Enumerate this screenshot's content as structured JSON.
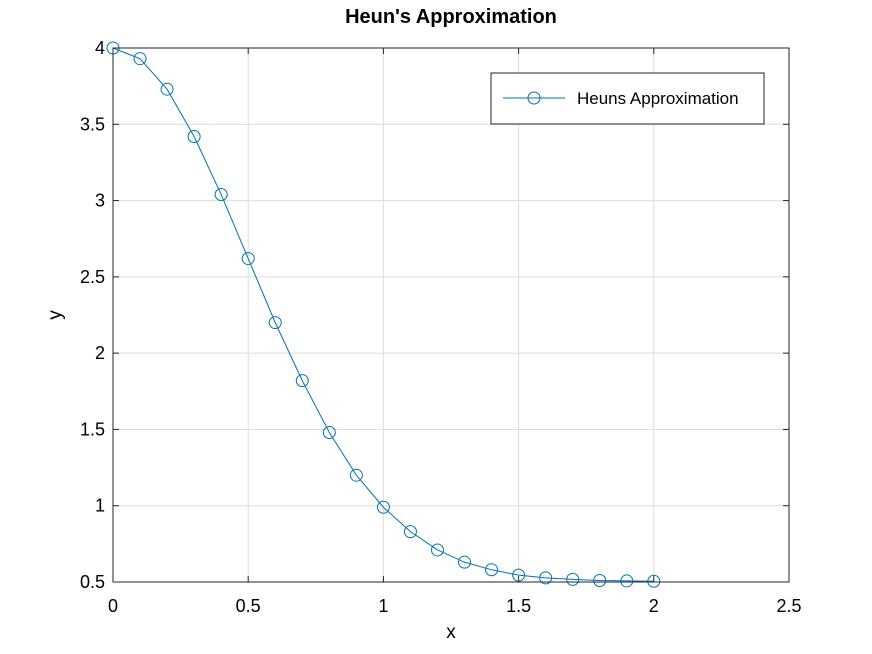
{
  "chart_data": {
    "type": "line",
    "title": "Heun's Approximation",
    "xlabel": "x",
    "ylabel": "y",
    "xlim": [
      0,
      2.5
    ],
    "ylim": [
      0.5,
      4
    ],
    "xticks": [
      0,
      0.5,
      1,
      1.5,
      2,
      2.5
    ],
    "xtick_labels": [
      "0",
      "0.5",
      "1",
      "1.5",
      "2",
      "2.5"
    ],
    "yticks": [
      0.5,
      1,
      1.5,
      2,
      2.5,
      3,
      3.5,
      4
    ],
    "ytick_labels": [
      "0.5",
      "1",
      "1.5",
      "2",
      "2.5",
      "3",
      "3.5",
      "4"
    ],
    "grid": true,
    "legend_position": "top-right",
    "series": [
      {
        "name": "Heuns Approximation",
        "color": "#0072bd",
        "marker": "circle",
        "x": [
          0,
          0.1,
          0.2,
          0.3,
          0.4,
          0.5,
          0.6,
          0.7,
          0.8,
          0.9,
          1.0,
          1.1,
          1.2,
          1.3,
          1.4,
          1.5,
          1.6,
          1.7,
          1.8,
          1.9,
          2.0
        ],
        "y": [
          4.0,
          3.93,
          3.73,
          3.42,
          3.04,
          2.62,
          2.2,
          1.82,
          1.48,
          1.2,
          0.99,
          0.83,
          0.71,
          0.63,
          0.58,
          0.545,
          0.527,
          0.517,
          0.51,
          0.507,
          0.505
        ]
      }
    ]
  }
}
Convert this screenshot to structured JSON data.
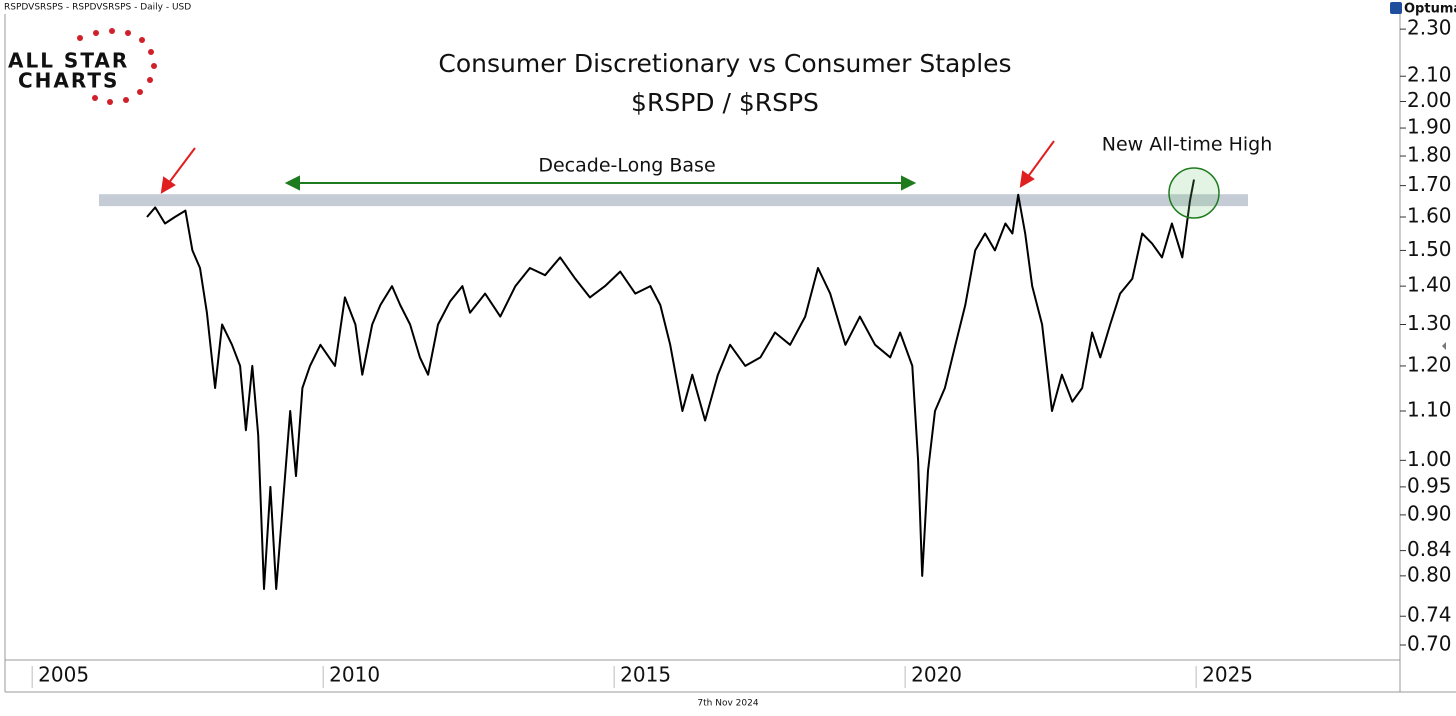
{
  "chart_data": {
    "type": "line",
    "source_label": "RSPDVSRSPS - RSPDVSRSPS - Daily - USD",
    "brand": "Optuma",
    "logo_lines": [
      "ALL STAR",
      "CHARTS"
    ],
    "title": "Consumer Discretionary vs Consumer Staples",
    "subtitle": "$RSPD / $RSPS",
    "annotations": [
      "Decade-Long Base",
      "New All-time High"
    ],
    "date_label": "7th Nov 2024",
    "log_scale": true,
    "color": "#000000",
    "band": [
      1.634,
      1.672
    ],
    "band_color": "#c5ccd6",
    "xlim": [
      2004.43,
      2028.4
    ],
    "xticks": [
      2005,
      2010,
      2015,
      2020,
      2025
    ],
    "ylim": [
      0.68,
      2.35
    ],
    "yticks": [
      {
        "value": 2.3,
        "label": "2.30"
      },
      {
        "value": 2.1,
        "label": "2.10"
      },
      {
        "value": 2,
        "label": "2.00"
      },
      {
        "value": 1.9,
        "label": "1.90"
      },
      {
        "value": 1.8,
        "label": "1.80"
      },
      {
        "value": 1.7,
        "label": "1.70"
      },
      {
        "value": 1.6,
        "label": "1.60"
      },
      {
        "value": 1.5,
        "label": "1.50"
      },
      {
        "value": 1.4,
        "label": "1.40"
      },
      {
        "value": 1.3,
        "label": "1.30"
      },
      {
        "value": 1.2,
        "label": "1.20"
      },
      {
        "value": 1.1,
        "label": "1.10"
      },
      {
        "value": 1,
        "label": "1.00"
      },
      0.95,
      {
        "value": 0.9,
        "label": "0.90"
      },
      0.84,
      {
        "value": 0.8,
        "label": "0.80"
      },
      0.74,
      {
        "value": 0.7,
        "label": "0.70"
      }
    ],
    "x": [
      2006.87,
      2007.01,
      2007.18,
      2007.35,
      2007.53,
      2007.65,
      2007.78,
      2007.9,
      2008.04,
      2008.16,
      2008.33,
      2008.47,
      2008.57,
      2008.68,
      2008.78,
      2008.88,
      2008.99,
      2009.09,
      2009.19,
      2009.33,
      2009.43,
      2009.54,
      2009.67,
      2009.85,
      2010.1,
      2010.27,
      2010.45,
      2010.57,
      2010.74,
      2010.88,
      2011.08,
      2011.22,
      2011.39,
      2011.56,
      2011.7,
      2011.87,
      2012.08,
      2012.29,
      2012.42,
      2012.68,
      2012.94,
      2013.2,
      2013.45,
      2013.71,
      2013.97,
      2014.23,
      2014.48,
      2014.74,
      2015.0,
      2015.26,
      2015.52,
      2015.69,
      2015.86,
      2016.07,
      2016.24,
      2016.46,
      2016.68,
      2016.89,
      2017.15,
      2017.41,
      2017.66,
      2017.92,
      2018.18,
      2018.4,
      2018.61,
      2018.87,
      2019.12,
      2019.38,
      2019.64,
      2019.81,
      2020.02,
      2020.12,
      2020.19,
      2020.29,
      2020.41,
      2020.58,
      2020.76,
      2020.93,
      2021.1,
      2021.27,
      2021.44,
      2021.62,
      2021.74,
      2021.84,
      2021.96,
      2022.08,
      2022.25,
      2022.42,
      2022.59,
      2022.77,
      2022.94,
      2023.11,
      2023.25,
      2023.42,
      2023.59,
      2023.8,
      2023.97,
      2024.14,
      2024.31,
      2024.48,
      2024.66,
      2024.79,
      2024.86
    ],
    "values": [
      1.6,
      1.63,
      1.58,
      1.6,
      1.62,
      1.5,
      1.45,
      1.33,
      1.15,
      1.3,
      1.25,
      1.2,
      1.06,
      1.2,
      1.05,
      0.78,
      0.95,
      0.78,
      0.9,
      1.1,
      0.97,
      1.15,
      1.2,
      1.25,
      1.2,
      1.37,
      1.3,
      1.18,
      1.3,
      1.35,
      1.4,
      1.35,
      1.3,
      1.22,
      1.18,
      1.3,
      1.36,
      1.4,
      1.33,
      1.38,
      1.32,
      1.4,
      1.45,
      1.43,
      1.48,
      1.42,
      1.37,
      1.4,
      1.44,
      1.38,
      1.4,
      1.35,
      1.25,
      1.1,
      1.18,
      1.08,
      1.18,
      1.25,
      1.2,
      1.22,
      1.28,
      1.25,
      1.32,
      1.45,
      1.38,
      1.25,
      1.32,
      1.25,
      1.22,
      1.28,
      1.2,
      1.0,
      0.8,
      0.98,
      1.1,
      1.15,
      1.25,
      1.35,
      1.5,
      1.55,
      1.5,
      1.58,
      1.55,
      1.67,
      1.55,
      1.4,
      1.3,
      1.1,
      1.18,
      1.12,
      1.15,
      1.28,
      1.22,
      1.3,
      1.38,
      1.42,
      1.55,
      1.52,
      1.48,
      1.58,
      1.48,
      1.65,
      1.72
    ]
  }
}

# STATED EXERCISE
Would you set down the listing exactly, omitting pictures?

# THE RESULT
Enumerate this screenshot's content as structured JSON.
{
  "chart_data": {
    "type": "line",
    "title": "Heun's Approximation",
    "xlabel": "x",
    "ylabel": "y",
    "xlim": [
      0,
      2.5
    ],
    "ylim": [
      0.5,
      4
    ],
    "xticks": [
      0,
      0.5,
      1,
      1.5,
      2,
      2.5
    ],
    "xtick_labels": [
      "0",
      "0.5",
      "1",
      "1.5",
      "2",
      "2.5"
    ],
    "yticks": [
      0.5,
      1,
      1.5,
      2,
      2.5,
      3,
      3.5,
      4
    ],
    "ytick_labels": [
      "0.5",
      "1",
      "1.5",
      "2",
      "2.5",
      "3",
      "3.5",
      "4"
    ],
    "grid": true,
    "legend_position": "top-right",
    "series": [
      {
        "name": "Heuns Approximation",
        "color": "#0072bd",
        "marker": "circle",
        "x": [
          0,
          0.1,
          0.2,
          0.3,
          0.4,
          0.5,
          0.6,
          0.7,
          0.8,
          0.9,
          1.0,
          1.1,
          1.2,
          1.3,
          1.4,
          1.5,
          1.6,
          1.7,
          1.8,
          1.9,
          2.0
        ],
        "y": [
          4.0,
          3.93,
          3.73,
          3.42,
          3.04,
          2.62,
          2.2,
          1.82,
          1.48,
          1.2,
          0.99,
          0.83,
          0.71,
          0.63,
          0.58,
          0.545,
          0.527,
          0.517,
          0.51,
          0.507,
          0.505
        ]
      }
    ]
  }
}
Convert this screenshot to structured JSON data.
{
  "chart_data": {
    "type": "line",
    "source_label": "RSPDVSRSPS - RSPDVSRSPS - Daily - USD",
    "brand": "Optuma",
    "logo_lines": [
      "ALL STAR",
      "CHARTS"
    ],
    "title": "Consumer Discretionary vs Consumer Staples",
    "subtitle": "$RSPD / $RSPS",
    "annotations": [
      "Decade-Long Base",
      "New All-time High"
    ],
    "date_label": "7th Nov 2024",
    "log_scale": true,
    "color": "#000000",
    "band": [
      1.634,
      1.672
    ],
    "band_color": "#c5ccd6",
    "xlim": [
      2004.43,
      2028.4
    ],
    "xticks": [
      2005,
      2010,
      2015,
      2020,
      2025
    ],
    "ylim": [
      0.68,
      2.35
    ],
    "yticks": [
      {
        "value": 2.3,
        "label": "2.30"
      },
      {
        "value": 2.1,
        "label": "2.10"
      },
      {
        "value": 2,
        "label": "2.00"
      },
      {
        "value": 1.9,
        "label": "1.90"
      },
      {
        "value": 1.8,
        "label": "1.80"
      },
      {
        "value": 1.7,
        "label": "1.70"
      },
      {
        "value": 1.6,
        "label": "1.60"
      },
      {
        "value": 1.5,
        "label": "1.50"
      },
      {
        "value": 1.4,
        "label": "1.40"
      },
      {
        "value": 1.3,
        "label": "1.30"
      },
      {
        "value": 1.2,
        "label": "1.20"
      },
      {
        "value": 1.1,
        "label": "1.10"
      },
      {
        "value": 1,
        "label": "1.00"
      },
      0.95,
      {
        "value": 0.9,
        "label": "0.90"
      },
      0.84,
      {
        "value": 0.8,
        "label": "0.80"
      },
      0.74,
      {
        "value": 0.7,
        "label": "0.70"
      }
    ],
    "x": [
      2006.87,
      2007.01,
      2007.18,
      2007.35,
      2007.53,
      2007.65,
      2007.78,
      2007.9,
      2008.04,
      2008.16,
      2008.33,
      2008.47,
      2008.57,
      2008.68,
      2008.78,
      2008.88,
      2008.99,
      2009.09,
      2009.19,
      2009.33,
      2009.43,
      2009.54,
      2009.67,
      2009.85,
      2010.1,
      2010.27,
      2010.45,
      2010.57,
      2010.74,
      2010.88,
      2011.08,
      2011.22,
      2011.39,
      2011.56,
      2011.7,
      2011.87,
      2012.08,
      2012.29,
      2012.42,
      2012.68,
      2012.94,
      2013.2,
      2013.45,
      2013.71,
      2013.97,
      2014.23,
      2014.48,
      2014.74,
      2015.0,
      2015.26,
      2015.52,
      2015.69,
      2015.86,
      2016.07,
      2016.24,
      2016.46,
      2016.68,
      2016.89,
      2017.15,
      2017.41,
      2017.66,
      2017.92,
      2018.18,
      2018.4,
      2018.61,
      2018.87,
      2019.12,
      2019.38,
      2019.64,
      2019.81,
      2020.02,
      2020.12,
      2020.19,
      2020.29,
      2020.41,
      2020.58,
      2020.76,
      2020.93,
      2021.1,
      2021.27,
      2021.44,
      2021.62,
      2021.74,
      2021.84,
      2021.96,
      2022.08,
      2022.25,
      2022.42,
      2022.59,
      2022.77,
      2022.94,
      2023.11,
      2023.25,
      2023.42,
      2023.59,
      2023.8,
      2023.97,
      2024.14,
      2024.31,
      2024.48,
      2024.66,
      2024.79,
      2024.86
    ],
    "values": [
      1.6,
      1.63,
      1.58,
      1.6,
      1.62,
      1.5,
      1.45,
      1.33,
      1.15,
      1.3,
      1.25,
      1.2,
      1.06,
      1.2,
      1.05,
      0.78,
      0.95,
      0.78,
      0.9,
      1.1,
      0.97,
      1.15,
      1.2,
      1.25,
      1.2,
      1.37,
      1.3,
      1.18,
      1.3,
      1.35,
      1.4,
      1.35,
      1.3,
      1.22,
      1.18,
      1.3,
      1.36,
      1.4,
      1.33,
      1.38,
      1.32,
      1.4,
      1.45,
      1.43,
      1.48,
      1.42,
      1.37,
      1.4,
      1.44,
      1.38,
      1.4,
      1.35,
      1.25,
      1.1,
      1.18,
      1.08,
      1.18,
      1.25,
      1.2,
      1.22,
      1.28,
      1.25,
      1.32,
      1.45,
      1.38,
      1.25,
      1.32,
      1.25,
      1.22,
      1.28,
      1.2,
      1.0,
      0.8,
      0.98,
      1.1,
      1.15,
      1.25,
      1.35,
      1.5,
      1.55,
      1.5,
      1.58,
      1.55,
      1.67,
      1.55,
      1.4,
      1.3,
      1.1,
      1.18,
      1.12,
      1.15,
      1.28,
      1.22,
      1.3,
      1.38,
      1.42,
      1.55,
      1.52,
      1.48,
      1.58,
      1.48,
      1.65,
      1.72
    ]
  }
}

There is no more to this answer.